WHAT YOU ARE ASKED TO DO: Word for word, repeat the entries, minus the pictures.

RECORDS SUPPLIED:

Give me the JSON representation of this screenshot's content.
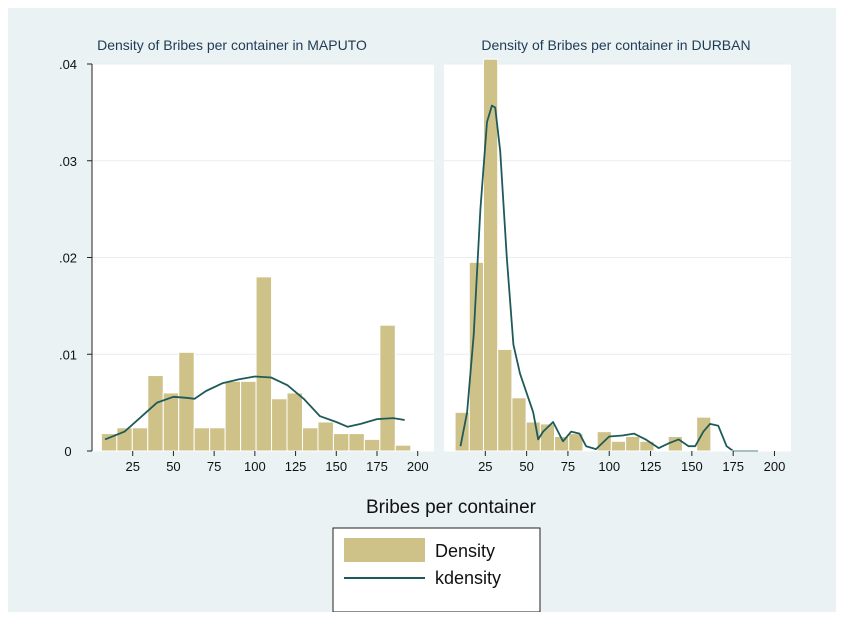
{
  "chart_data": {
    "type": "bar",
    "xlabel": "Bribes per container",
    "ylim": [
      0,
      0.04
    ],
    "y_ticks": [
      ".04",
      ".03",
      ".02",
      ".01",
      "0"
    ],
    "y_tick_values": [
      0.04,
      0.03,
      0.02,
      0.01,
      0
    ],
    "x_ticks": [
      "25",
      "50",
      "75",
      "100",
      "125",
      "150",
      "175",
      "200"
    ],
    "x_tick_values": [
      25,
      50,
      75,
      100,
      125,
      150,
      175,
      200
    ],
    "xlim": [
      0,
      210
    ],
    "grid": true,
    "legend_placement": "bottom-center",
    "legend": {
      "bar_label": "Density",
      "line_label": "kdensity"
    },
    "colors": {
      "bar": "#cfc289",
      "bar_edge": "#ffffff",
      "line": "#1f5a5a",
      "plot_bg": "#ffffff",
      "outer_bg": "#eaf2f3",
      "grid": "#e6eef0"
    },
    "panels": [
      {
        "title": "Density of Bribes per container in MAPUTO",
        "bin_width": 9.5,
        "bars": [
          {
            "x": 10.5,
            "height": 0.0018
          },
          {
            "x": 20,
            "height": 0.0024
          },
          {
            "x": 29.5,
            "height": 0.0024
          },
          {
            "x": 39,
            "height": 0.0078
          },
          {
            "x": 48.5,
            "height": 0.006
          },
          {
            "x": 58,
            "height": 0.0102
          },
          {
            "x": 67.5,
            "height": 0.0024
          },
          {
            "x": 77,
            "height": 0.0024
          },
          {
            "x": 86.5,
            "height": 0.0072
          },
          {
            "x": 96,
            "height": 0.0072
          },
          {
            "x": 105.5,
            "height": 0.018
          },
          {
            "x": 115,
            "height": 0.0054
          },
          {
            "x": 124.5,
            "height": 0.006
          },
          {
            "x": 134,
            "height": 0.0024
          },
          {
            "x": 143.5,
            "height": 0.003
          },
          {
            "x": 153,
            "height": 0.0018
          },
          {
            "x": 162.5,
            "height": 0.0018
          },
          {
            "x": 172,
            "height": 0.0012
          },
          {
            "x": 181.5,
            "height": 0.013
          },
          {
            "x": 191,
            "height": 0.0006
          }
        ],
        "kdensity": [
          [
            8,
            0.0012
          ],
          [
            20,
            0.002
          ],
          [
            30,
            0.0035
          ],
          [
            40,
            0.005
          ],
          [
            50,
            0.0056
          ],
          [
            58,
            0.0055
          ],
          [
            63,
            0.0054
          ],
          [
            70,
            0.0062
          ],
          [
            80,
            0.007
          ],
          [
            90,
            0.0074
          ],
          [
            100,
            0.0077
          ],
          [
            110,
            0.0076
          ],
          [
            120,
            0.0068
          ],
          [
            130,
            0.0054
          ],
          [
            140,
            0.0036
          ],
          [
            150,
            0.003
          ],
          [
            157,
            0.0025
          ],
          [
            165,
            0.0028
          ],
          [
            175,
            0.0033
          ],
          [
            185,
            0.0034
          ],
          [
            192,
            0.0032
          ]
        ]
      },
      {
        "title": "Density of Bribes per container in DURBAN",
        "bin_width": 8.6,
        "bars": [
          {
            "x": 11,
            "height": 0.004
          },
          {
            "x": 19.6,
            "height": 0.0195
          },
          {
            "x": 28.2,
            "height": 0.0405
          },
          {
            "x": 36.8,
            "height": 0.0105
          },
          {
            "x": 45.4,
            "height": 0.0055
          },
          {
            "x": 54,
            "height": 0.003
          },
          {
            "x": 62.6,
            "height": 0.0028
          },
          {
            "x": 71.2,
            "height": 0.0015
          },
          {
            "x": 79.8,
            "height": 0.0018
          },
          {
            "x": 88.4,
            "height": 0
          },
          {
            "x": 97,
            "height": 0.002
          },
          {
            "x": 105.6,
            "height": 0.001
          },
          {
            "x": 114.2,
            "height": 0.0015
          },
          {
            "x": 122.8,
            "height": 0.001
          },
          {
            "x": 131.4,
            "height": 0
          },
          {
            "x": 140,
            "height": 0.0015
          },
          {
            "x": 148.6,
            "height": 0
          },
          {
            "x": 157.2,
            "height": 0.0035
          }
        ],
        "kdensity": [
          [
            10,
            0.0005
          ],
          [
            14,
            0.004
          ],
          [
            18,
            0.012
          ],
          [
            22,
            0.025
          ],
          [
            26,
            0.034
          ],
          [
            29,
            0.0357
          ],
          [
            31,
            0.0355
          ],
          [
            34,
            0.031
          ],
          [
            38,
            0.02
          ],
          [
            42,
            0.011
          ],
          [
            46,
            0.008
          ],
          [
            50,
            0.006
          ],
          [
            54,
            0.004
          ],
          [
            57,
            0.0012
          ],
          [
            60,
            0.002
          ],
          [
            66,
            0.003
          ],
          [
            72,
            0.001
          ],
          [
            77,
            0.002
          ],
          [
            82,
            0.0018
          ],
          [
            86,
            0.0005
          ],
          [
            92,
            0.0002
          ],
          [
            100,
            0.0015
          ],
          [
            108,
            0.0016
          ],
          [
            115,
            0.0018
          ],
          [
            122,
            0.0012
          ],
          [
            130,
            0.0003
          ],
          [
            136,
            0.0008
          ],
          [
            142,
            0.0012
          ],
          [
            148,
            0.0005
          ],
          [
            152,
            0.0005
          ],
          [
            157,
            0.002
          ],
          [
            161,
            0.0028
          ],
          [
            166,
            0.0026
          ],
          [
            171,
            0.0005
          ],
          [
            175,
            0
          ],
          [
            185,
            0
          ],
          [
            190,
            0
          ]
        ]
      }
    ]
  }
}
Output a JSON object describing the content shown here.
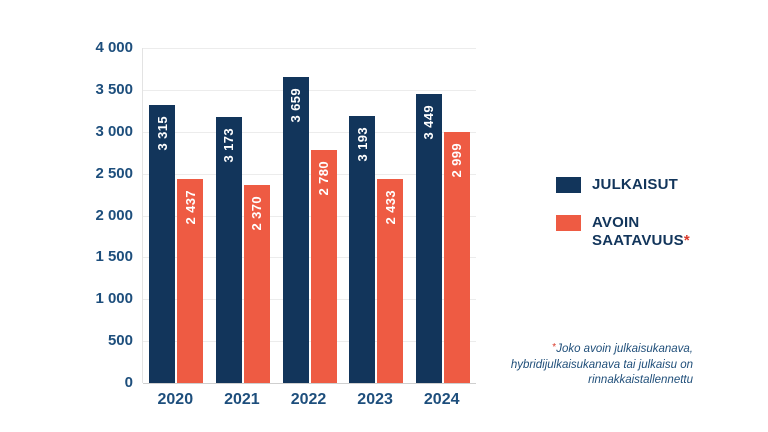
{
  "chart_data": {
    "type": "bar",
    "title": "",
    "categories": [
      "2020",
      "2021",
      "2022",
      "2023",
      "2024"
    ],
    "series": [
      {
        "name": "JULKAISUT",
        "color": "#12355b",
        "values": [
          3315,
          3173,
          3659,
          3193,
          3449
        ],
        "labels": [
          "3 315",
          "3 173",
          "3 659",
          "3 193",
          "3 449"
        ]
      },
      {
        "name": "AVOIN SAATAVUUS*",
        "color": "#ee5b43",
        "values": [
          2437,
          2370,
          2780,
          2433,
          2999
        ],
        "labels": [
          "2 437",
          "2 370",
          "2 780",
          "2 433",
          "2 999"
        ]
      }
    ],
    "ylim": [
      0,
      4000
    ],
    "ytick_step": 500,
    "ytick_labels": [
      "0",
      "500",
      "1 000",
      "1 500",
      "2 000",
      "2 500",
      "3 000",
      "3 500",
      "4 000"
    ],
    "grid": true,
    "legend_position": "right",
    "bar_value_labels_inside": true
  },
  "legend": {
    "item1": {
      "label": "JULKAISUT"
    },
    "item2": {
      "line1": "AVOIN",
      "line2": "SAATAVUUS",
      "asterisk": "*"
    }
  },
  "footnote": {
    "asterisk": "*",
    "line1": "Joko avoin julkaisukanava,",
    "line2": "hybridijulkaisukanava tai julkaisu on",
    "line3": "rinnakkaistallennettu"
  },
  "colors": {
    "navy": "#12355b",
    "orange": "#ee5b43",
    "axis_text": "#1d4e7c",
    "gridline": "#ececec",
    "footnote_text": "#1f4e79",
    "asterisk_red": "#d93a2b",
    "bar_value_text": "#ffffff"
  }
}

SOLUTION TO THIS TASK:
Give me the JSON representation of this screenshot's content.
{
  "chart_data": {
    "type": "bar",
    "xlabel": "Bribes per container",
    "ylim": [
      0,
      0.04
    ],
    "y_ticks": [
      ".04",
      ".03",
      ".02",
      ".01",
      "0"
    ],
    "y_tick_values": [
      0.04,
      0.03,
      0.02,
      0.01,
      0
    ],
    "x_ticks": [
      "25",
      "50",
      "75",
      "100",
      "125",
      "150",
      "175",
      "200"
    ],
    "x_tick_values": [
      25,
      50,
      75,
      100,
      125,
      150,
      175,
      200
    ],
    "xlim": [
      0,
      210
    ],
    "grid": true,
    "legend_placement": "bottom-center",
    "legend": {
      "bar_label": "Density",
      "line_label": "kdensity"
    },
    "colors": {
      "bar": "#cfc289",
      "bar_edge": "#ffffff",
      "line": "#1f5a5a",
      "plot_bg": "#ffffff",
      "outer_bg": "#eaf2f3",
      "grid": "#e6eef0"
    },
    "panels": [
      {
        "title": "Density of Bribes per container in MAPUTO",
        "bin_width": 9.5,
        "bars": [
          {
            "x": 10.5,
            "height": 0.0018
          },
          {
            "x": 20,
            "height": 0.0024
          },
          {
            "x": 29.5,
            "height": 0.0024
          },
          {
            "x": 39,
            "height": 0.0078
          },
          {
            "x": 48.5,
            "height": 0.006
          },
          {
            "x": 58,
            "height": 0.0102
          },
          {
            "x": 67.5,
            "height": 0.0024
          },
          {
            "x": 77,
            "height": 0.0024
          },
          {
            "x": 86.5,
            "height": 0.0072
          },
          {
            "x": 96,
            "height": 0.0072
          },
          {
            "x": 105.5,
            "height": 0.018
          },
          {
            "x": 115,
            "height": 0.0054
          },
          {
            "x": 124.5,
            "height": 0.006
          },
          {
            "x": 134,
            "height": 0.0024
          },
          {
            "x": 143.5,
            "height": 0.003
          },
          {
            "x": 153,
            "height": 0.0018
          },
          {
            "x": 162.5,
            "height": 0.0018
          },
          {
            "x": 172,
            "height": 0.0012
          },
          {
            "x": 181.5,
            "height": 0.013
          },
          {
            "x": 191,
            "height": 0.0006
          }
        ],
        "kdensity": [
          [
            8,
            0.0012
          ],
          [
            20,
            0.002
          ],
          [
            30,
            0.0035
          ],
          [
            40,
            0.005
          ],
          [
            50,
            0.0056
          ],
          [
            58,
            0.0055
          ],
          [
            63,
            0.0054
          ],
          [
            70,
            0.0062
          ],
          [
            80,
            0.007
          ],
          [
            90,
            0.0074
          ],
          [
            100,
            0.0077
          ],
          [
            110,
            0.0076
          ],
          [
            120,
            0.0068
          ],
          [
            130,
            0.0054
          ],
          [
            140,
            0.0036
          ],
          [
            150,
            0.003
          ],
          [
            157,
            0.0025
          ],
          [
            165,
            0.0028
          ],
          [
            175,
            0.0033
          ],
          [
            185,
            0.0034
          ],
          [
            192,
            0.0032
          ]
        ]
      },
      {
        "title": "Density of Bribes per container in DURBAN",
        "bin_width": 8.6,
        "bars": [
          {
            "x": 11,
            "height": 0.004
          },
          {
            "x": 19.6,
            "height": 0.0195
          },
          {
            "x": 28.2,
            "height": 0.0405
          },
          {
            "x": 36.8,
            "height": 0.0105
          },
          {
            "x": 45.4,
            "height": 0.0055
          },
          {
            "x": 54,
            "height": 0.003
          },
          {
            "x": 62.6,
            "height": 0.0028
          },
          {
            "x": 71.2,
            "height": 0.0015
          },
          {
            "x": 79.8,
            "height": 0.0018
          },
          {
            "x": 88.4,
            "height": 0
          },
          {
            "x": 97,
            "height": 0.002
          },
          {
            "x": 105.6,
            "height": 0.001
          },
          {
            "x": 114.2,
            "height": 0.0015
          },
          {
            "x": 122.8,
            "height": 0.001
          },
          {
            "x": 131.4,
            "height": 0
          },
          {
            "x": 140,
            "height": 0.0015
          },
          {
            "x": 148.6,
            "height": 0
          },
          {
            "x": 157.2,
            "height": 0.0035
          }
        ],
        "kdensity": [
          [
            10,
            0.0005
          ],
          [
            14,
            0.004
          ],
          [
            18,
            0.012
          ],
          [
            22,
            0.025
          ],
          [
            26,
            0.034
          ],
          [
            29,
            0.0357
          ],
          [
            31,
            0.0355
          ],
          [
            34,
            0.031
          ],
          [
            38,
            0.02
          ],
          [
            42,
            0.011
          ],
          [
            46,
            0.008
          ],
          [
            50,
            0.006
          ],
          [
            54,
            0.004
          ],
          [
            57,
            0.0012
          ],
          [
            60,
            0.002
          ],
          [
            66,
            0.003
          ],
          [
            72,
            0.001
          ],
          [
            77,
            0.002
          ],
          [
            82,
            0.0018
          ],
          [
            86,
            0.0005
          ],
          [
            92,
            0.0002
          ],
          [
            100,
            0.0015
          ],
          [
            108,
            0.0016
          ],
          [
            115,
            0.0018
          ],
          [
            122,
            0.0012
          ],
          [
            130,
            0.0003
          ],
          [
            136,
            0.0008
          ],
          [
            142,
            0.0012
          ],
          [
            148,
            0.0005
          ],
          [
            152,
            0.0005
          ],
          [
            157,
            0.002
          ],
          [
            161,
            0.0028
          ],
          [
            166,
            0.0026
          ],
          [
            171,
            0.0005
          ],
          [
            175,
            0
          ],
          [
            185,
            0
          ],
          [
            190,
            0
          ]
        ]
      }
    ]
  }
}
Output a JSON object describing the content shown here.
{
  "chart_data": {
    "type": "bar",
    "title": "",
    "categories": [
      "2020",
      "2021",
      "2022",
      "2023",
      "2024"
    ],
    "series": [
      {
        "name": "JULKAISUT",
        "color": "#12355b",
        "values": [
          3315,
          3173,
          3659,
          3193,
          3449
        ],
        "labels": [
          "3 315",
          "3 173",
          "3 659",
          "3 193",
          "3 449"
        ]
      },
      {
        "name": "AVOIN SAATAVUUS*",
        "color": "#ee5b43",
        "values": [
          2437,
          2370,
          2780,
          2433,
          2999
        ],
        "labels": [
          "2 437",
          "2 370",
          "2 780",
          "2 433",
          "2 999"
        ]
      }
    ],
    "ylim": [
      0,
      4000
    ],
    "ytick_step": 500,
    "ytick_labels": [
      "0",
      "500",
      "1 000",
      "1 500",
      "2 000",
      "2 500",
      "3 000",
      "3 500",
      "4 000"
    ],
    "grid": true,
    "legend_position": "right",
    "bar_value_labels_inside": true
  },
  "legend": {
    "item1": {
      "label": "JULKAISUT"
    },
    "item2": {
      "line1": "AVOIN",
      "line2": "SAATAVUUS",
      "asterisk": "*"
    }
  },
  "footnote": {
    "asterisk": "*",
    "line1": "Joko avoin julkaisukanava,",
    "line2": "hybridijulkaisukanava tai julkaisu on",
    "line3": "rinnakkaistallennettu"
  },
  "colors": {
    "navy": "#12355b",
    "orange": "#ee5b43",
    "axis_text": "#1d4e7c",
    "gridline": "#ececec",
    "footnote_text": "#1f4e79",
    "asterisk_red": "#d93a2b",
    "bar_value_text": "#ffffff"
  }
}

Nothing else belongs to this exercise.